# START OF RAW RECORDS
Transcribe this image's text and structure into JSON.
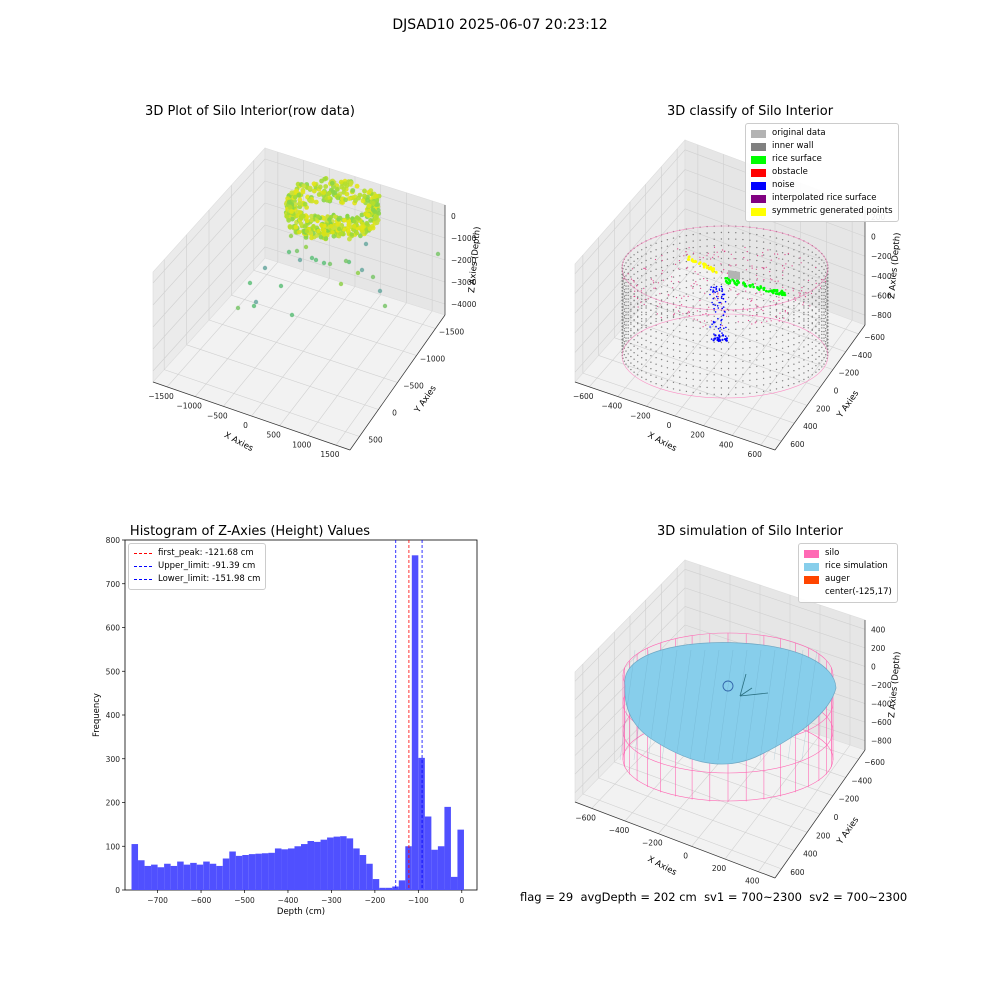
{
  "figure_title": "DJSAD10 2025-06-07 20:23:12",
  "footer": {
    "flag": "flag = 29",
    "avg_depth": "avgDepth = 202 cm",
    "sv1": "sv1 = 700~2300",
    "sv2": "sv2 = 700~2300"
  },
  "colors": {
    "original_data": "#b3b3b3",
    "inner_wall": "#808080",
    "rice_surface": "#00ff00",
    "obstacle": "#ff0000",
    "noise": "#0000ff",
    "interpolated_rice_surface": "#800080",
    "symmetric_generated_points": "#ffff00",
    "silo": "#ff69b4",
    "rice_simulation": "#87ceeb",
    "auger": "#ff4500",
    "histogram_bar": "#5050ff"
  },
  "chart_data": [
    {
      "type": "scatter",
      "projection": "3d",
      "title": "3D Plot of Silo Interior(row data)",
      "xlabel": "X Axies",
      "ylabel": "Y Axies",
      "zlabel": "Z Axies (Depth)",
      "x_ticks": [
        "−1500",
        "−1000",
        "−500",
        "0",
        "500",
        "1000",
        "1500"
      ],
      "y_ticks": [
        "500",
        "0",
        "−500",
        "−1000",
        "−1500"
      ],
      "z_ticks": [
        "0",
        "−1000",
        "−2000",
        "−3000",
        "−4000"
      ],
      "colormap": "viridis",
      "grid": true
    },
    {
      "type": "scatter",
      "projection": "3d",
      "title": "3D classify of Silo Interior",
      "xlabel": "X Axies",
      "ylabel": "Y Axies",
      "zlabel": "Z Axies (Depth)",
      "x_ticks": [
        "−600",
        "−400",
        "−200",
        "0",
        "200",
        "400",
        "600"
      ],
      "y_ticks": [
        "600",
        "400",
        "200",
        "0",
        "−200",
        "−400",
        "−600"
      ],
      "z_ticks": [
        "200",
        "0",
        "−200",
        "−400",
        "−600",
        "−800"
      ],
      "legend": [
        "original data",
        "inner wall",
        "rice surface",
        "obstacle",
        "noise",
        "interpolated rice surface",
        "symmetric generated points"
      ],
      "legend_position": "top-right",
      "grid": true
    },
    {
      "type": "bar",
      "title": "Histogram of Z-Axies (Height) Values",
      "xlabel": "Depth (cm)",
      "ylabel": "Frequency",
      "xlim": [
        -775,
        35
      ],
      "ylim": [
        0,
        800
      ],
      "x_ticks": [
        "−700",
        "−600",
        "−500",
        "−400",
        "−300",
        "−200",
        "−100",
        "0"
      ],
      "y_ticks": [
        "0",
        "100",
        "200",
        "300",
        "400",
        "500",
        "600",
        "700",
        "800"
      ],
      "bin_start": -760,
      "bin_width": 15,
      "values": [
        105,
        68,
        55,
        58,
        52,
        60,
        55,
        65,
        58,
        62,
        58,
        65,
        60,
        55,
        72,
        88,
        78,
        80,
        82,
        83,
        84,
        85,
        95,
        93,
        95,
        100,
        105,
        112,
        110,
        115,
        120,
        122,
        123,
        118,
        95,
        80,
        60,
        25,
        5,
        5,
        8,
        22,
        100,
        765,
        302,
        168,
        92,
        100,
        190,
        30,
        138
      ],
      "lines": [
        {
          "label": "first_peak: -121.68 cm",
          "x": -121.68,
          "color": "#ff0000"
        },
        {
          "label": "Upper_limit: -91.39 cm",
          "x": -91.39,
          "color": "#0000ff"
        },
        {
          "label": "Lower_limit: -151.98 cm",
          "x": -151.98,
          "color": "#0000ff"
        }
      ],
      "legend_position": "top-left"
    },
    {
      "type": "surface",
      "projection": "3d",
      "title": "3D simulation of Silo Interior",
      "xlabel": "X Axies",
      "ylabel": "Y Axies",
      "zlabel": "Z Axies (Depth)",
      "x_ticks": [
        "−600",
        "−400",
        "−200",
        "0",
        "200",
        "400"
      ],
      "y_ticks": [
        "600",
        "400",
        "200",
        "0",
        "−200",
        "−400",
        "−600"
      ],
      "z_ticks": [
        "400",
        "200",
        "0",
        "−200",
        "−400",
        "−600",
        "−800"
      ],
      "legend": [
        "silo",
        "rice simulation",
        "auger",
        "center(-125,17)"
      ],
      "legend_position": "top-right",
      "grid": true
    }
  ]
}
# END OF RAW RECORDS
Write out the full set of lines verbatim, without the pictures.

[SOLUTION]
Transcribe this image's text and structure into JSON.
{
  "figure_title": "DJSAD10 2025-06-07 20:23:12",
  "footer": {
    "flag": "flag = 29",
    "avg_depth": "avgDepth = 202 cm",
    "sv1": "sv1 = 700~2300",
    "sv2": "sv2 = 700~2300"
  },
  "colors": {
    "original_data": "#b3b3b3",
    "inner_wall": "#808080",
    "rice_surface": "#00ff00",
    "obstacle": "#ff0000",
    "noise": "#0000ff",
    "interpolated_rice_surface": "#800080",
    "symmetric_generated_points": "#ffff00",
    "silo": "#ff69b4",
    "rice_simulation": "#87ceeb",
    "auger": "#ff4500",
    "histogram_bar": "#5050ff"
  },
  "chart_data": [
    {
      "type": "scatter",
      "projection": "3d",
      "title": "3D Plot of Silo Interior(row data)",
      "xlabel": "X Axies",
      "ylabel": "Y Axies",
      "zlabel": "Z Axies (Depth)",
      "x_ticks": [
        "−1500",
        "−1000",
        "−500",
        "0",
        "500",
        "1000",
        "1500"
      ],
      "y_ticks": [
        "500",
        "0",
        "−500",
        "−1000",
        "−1500"
      ],
      "z_ticks": [
        "0",
        "−1000",
        "−2000",
        "−3000",
        "−4000"
      ],
      "colormap": "viridis",
      "grid": true
    },
    {
      "type": "scatter",
      "projection": "3d",
      "title": "3D classify of Silo Interior",
      "xlabel": "X Axies",
      "ylabel": "Y Axies",
      "zlabel": "Z Axies (Depth)",
      "x_ticks": [
        "−600",
        "−400",
        "−200",
        "0",
        "200",
        "400",
        "600"
      ],
      "y_ticks": [
        "600",
        "400",
        "200",
        "0",
        "−200",
        "−400",
        "−600"
      ],
      "z_ticks": [
        "200",
        "0",
        "−200",
        "−400",
        "−600",
        "−800"
      ],
      "legend": [
        "original data",
        "inner wall",
        "rice surface",
        "obstacle",
        "noise",
        "interpolated rice surface",
        "symmetric generated points"
      ],
      "legend_position": "top-right",
      "grid": true
    },
    {
      "type": "bar",
      "title": "Histogram of Z-Axies (Height) Values",
      "xlabel": "Depth (cm)",
      "ylabel": "Frequency",
      "xlim": [
        -775,
        35
      ],
      "ylim": [
        0,
        800
      ],
      "x_ticks": [
        "−700",
        "−600",
        "−500",
        "−400",
        "−300",
        "−200",
        "−100",
        "0"
      ],
      "y_ticks": [
        "0",
        "100",
        "200",
        "300",
        "400",
        "500",
        "600",
        "700",
        "800"
      ],
      "bin_start": -760,
      "bin_width": 15,
      "values": [
        105,
        68,
        55,
        58,
        52,
        60,
        55,
        65,
        58,
        62,
        58,
        65,
        60,
        55,
        72,
        88,
        78,
        80,
        82,
        83,
        84,
        85,
        95,
        93,
        95,
        100,
        105,
        112,
        110,
        115,
        120,
        122,
        123,
        118,
        95,
        80,
        60,
        25,
        5,
        5,
        8,
        22,
        100,
        765,
        302,
        168,
        92,
        100,
        190,
        30,
        138
      ],
      "lines": [
        {
          "label": "first_peak: -121.68 cm",
          "x": -121.68,
          "color": "#ff0000"
        },
        {
          "label": "Upper_limit: -91.39 cm",
          "x": -91.39,
          "color": "#0000ff"
        },
        {
          "label": "Lower_limit: -151.98 cm",
          "x": -151.98,
          "color": "#0000ff"
        }
      ],
      "legend_position": "top-left"
    },
    {
      "type": "surface",
      "projection": "3d",
      "title": "3D simulation of Silo Interior",
      "xlabel": "X Axies",
      "ylabel": "Y Axies",
      "zlabel": "Z Axies (Depth)",
      "x_ticks": [
        "−600",
        "−400",
        "−200",
        "0",
        "200",
        "400"
      ],
      "y_ticks": [
        "600",
        "400",
        "200",
        "0",
        "−200",
        "−400",
        "−600"
      ],
      "z_ticks": [
        "400",
        "200",
        "0",
        "−200",
        "−400",
        "−600",
        "−800"
      ],
      "legend": [
        "silo",
        "rice simulation",
        "auger",
        "center(-125,17)"
      ],
      "legend_position": "top-right",
      "grid": true
    }
  ]
}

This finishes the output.